## ZU LÖSENDE AUFGABEN:
1) Fassen Sie den Lesetext über den Film „Nightmare Alley“ in zwei Sätzen zusammen.
2) Knüpfen Sie an den Lesetext über den Film „Nightmare Alley“ an und führen Sie ihn nach dessen letztem Satz fort.

## LESETEXT:
+--
Bradley Cooper und Cate Blanchett, Willem Dafoe und Rooney Mara: Beim Thriller-Drama "Nightmare Alley" reicht ein Blick auf die Besetzungsliste, um zu wissen, dass man es mit einem Luxusprodukt des Hollywood-Kinos zu tun hat. Regisseur Guillermo del Toro, der 2018 mit "The Shape of Water" vier Oscars einsammelte (unter anderem für die beste Regie und den Film des Jahres), wagte sich an die Neuverfilmung eines düsteren Romans von William Lindsay Gresham aus dem Jahr 1946.

Wenn der Mensch Trost und Erlösung sucht, will er nur allzu oft betrogen sein - so könnte das Leitmotiv von "Nightmare Alley" lauten. Im Zentrum steht ein anfangs zielloser Charakter namens Stanton Carlisle (Bradley Cooper). Nachdem er die Brücken zu seiner Vergangenheit abgebrannt hat, heuert er beim Zirkus des schmierigen Impresarios Clem Hoately (Willem Dafoe) an. Dort findet dieser Stan seine wahre Berufung. Als Mentalist, der die Leute mit faulen Tricks hinters Licht führt.

Stan lernt vom Illusionisten-Paar Zena & Pete (Toni Collette & David Strathairn), wie man mit geheimen Codes beim staunenden Publikum den Eindruck erwecken kann, hellseherische Fähigkeiten zu besitzen. Hat jemand Fragen zu seinem Beruf, seinem Lebensmenschen oder seinem Schicksal? Die manipulativen Antworten perlen nur so dahin. Und werden geglaubt.
+--
## VORGEGEBENE DATEN:

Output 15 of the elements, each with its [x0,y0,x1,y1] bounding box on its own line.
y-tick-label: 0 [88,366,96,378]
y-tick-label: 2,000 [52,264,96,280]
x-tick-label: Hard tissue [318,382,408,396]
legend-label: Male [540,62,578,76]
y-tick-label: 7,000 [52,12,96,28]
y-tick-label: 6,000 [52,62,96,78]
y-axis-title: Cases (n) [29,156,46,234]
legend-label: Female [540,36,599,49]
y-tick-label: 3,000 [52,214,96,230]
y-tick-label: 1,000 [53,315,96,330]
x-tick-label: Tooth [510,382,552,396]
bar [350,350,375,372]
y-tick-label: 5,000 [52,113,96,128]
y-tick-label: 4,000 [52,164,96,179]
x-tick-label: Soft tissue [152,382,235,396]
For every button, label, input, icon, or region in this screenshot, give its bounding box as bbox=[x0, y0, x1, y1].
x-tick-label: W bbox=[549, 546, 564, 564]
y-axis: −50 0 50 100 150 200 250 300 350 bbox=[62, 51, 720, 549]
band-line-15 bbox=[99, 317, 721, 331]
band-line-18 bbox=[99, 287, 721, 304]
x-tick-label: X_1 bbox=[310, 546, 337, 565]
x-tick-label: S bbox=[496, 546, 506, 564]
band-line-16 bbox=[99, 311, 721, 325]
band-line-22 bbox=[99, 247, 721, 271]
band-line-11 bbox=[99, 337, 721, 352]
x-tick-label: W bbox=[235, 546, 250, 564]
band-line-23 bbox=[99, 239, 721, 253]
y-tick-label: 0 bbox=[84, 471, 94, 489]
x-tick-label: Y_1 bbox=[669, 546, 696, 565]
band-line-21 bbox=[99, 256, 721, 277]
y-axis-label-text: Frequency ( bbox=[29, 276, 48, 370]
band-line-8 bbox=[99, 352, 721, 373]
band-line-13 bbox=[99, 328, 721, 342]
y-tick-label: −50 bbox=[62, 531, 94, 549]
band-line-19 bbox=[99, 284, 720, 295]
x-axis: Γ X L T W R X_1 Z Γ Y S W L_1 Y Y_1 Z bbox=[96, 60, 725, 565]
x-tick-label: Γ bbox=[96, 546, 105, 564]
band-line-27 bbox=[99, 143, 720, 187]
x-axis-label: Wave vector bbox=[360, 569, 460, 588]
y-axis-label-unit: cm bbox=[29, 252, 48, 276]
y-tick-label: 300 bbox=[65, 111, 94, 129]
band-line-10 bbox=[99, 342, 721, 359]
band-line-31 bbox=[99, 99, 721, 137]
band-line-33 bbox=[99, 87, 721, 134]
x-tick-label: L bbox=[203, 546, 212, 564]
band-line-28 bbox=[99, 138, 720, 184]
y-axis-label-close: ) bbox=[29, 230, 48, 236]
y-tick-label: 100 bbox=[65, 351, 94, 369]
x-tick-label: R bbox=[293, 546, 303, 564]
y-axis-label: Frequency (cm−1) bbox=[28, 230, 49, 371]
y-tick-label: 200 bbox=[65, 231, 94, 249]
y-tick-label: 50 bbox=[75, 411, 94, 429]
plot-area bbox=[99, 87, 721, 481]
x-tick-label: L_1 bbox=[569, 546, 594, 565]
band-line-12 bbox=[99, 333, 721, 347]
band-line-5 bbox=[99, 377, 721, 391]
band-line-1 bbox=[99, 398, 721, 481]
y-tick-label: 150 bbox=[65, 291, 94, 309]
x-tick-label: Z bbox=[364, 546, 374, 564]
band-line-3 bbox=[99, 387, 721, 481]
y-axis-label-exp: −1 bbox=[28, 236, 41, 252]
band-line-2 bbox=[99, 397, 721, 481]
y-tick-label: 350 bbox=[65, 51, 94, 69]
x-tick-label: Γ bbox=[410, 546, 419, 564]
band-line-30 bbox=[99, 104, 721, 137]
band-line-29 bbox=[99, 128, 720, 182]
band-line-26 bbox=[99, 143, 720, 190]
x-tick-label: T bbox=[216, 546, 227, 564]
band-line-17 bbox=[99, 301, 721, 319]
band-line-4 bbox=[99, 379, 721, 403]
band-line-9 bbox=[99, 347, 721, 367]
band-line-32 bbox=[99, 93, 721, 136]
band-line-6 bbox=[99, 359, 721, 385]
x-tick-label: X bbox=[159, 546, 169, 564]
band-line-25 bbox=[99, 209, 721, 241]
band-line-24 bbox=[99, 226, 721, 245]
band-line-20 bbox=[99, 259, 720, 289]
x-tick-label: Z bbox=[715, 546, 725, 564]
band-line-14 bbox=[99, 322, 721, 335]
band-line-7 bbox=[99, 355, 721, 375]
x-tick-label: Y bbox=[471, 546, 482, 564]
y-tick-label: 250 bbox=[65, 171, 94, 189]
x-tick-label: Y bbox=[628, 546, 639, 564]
+--
## LÖSUNGEN JE EINTRAG:
1) Guillermo del Toro, der 2018 mit „The Shape of Water“ vier Oscars gewann, hat mit Bradley Cooper, Cate Blanchett, Willem Dafoe und Rooney Mara einen düsteren Roman von William Lindsay Gresham aus dem Jahr 1946 als Thriller-Drama „Nightmare Alley“ neu verfilmt. Darin heuert der anfangs ziellose Stanton Carlisle beim Zirkus von Clem Hoately an und lernt vom Paar Zena und Pete, dem Publikum mit geheimen Codes hellseherische Fähigkeiten vorzutäuschen, sodass seine manipulativen Antworten geglaubt werden.

2)
Versuchung ist Gefahr

Stan becirct seine Geliebte, die Zirkus-Schönheit Molly (Rooney Mara), mit ihm eine ähnliche Nummer zu entwickeln. Die beiden übersiedeln nach New York und werden zur High-Society-Attraktion. Alles könnte so schön sein. Doch dann betritt die verruchte Psychologin Lilith Ritter (Cate Blanchett) die Bühne. Stan erliegt ihrem Charme. Und man ahnt: Wo die Versuchung wohnt, dort lauert nur allzu oft auch die Gefahr.

"Nightmare Alley", angesiedelt in den 1920er Jahren, hat den Charakter eines Film noir. Der dänische Kameramann Dan Laustsen, mit Guillermo del Toro schon bei "The Shape of Water" aktiv, bebildert die bedrohliche Story mit düster betörenden Farben. Obendrein sorgt Guillermo del Toro mit gediegener Regie-Arbeit dafür, dass auch die Darsteller in dunklem Glanz erstrahlen. Mit Oscar-Nominierungen darf gerechnet werden.

Dies gilt voran für Bradley Cooper, der einmal mehr nachweist, dass er nicht nur als Komödiant ("Hangover"), sondern auch als Charakterdarsteller in der ersten Liga spielt. Sein Stan Carlisle ist ein rauer Mann von herber Verführungskraft. Zugleich ist er ein unfroher Betrüger, der das materielle Glück zwar erzwingen, aber nicht genießen kann.

Die Rolle des Vamps Lilith Ritter ist mit der divenhaft-unterkühlt agierenden Cate Blanchett natürlich optimal besetzt. Toni
Colette und David Strathairn liefern als sinnlich-melancholisches Schausteller-Pärchen feine Charakterstudien ab. Rooney Mara als Molly elektrisiert nicht nur dann, wenn sie sich im Zirkus in einem faradayschen Käfig blitzenden Stromstößen aussetzt.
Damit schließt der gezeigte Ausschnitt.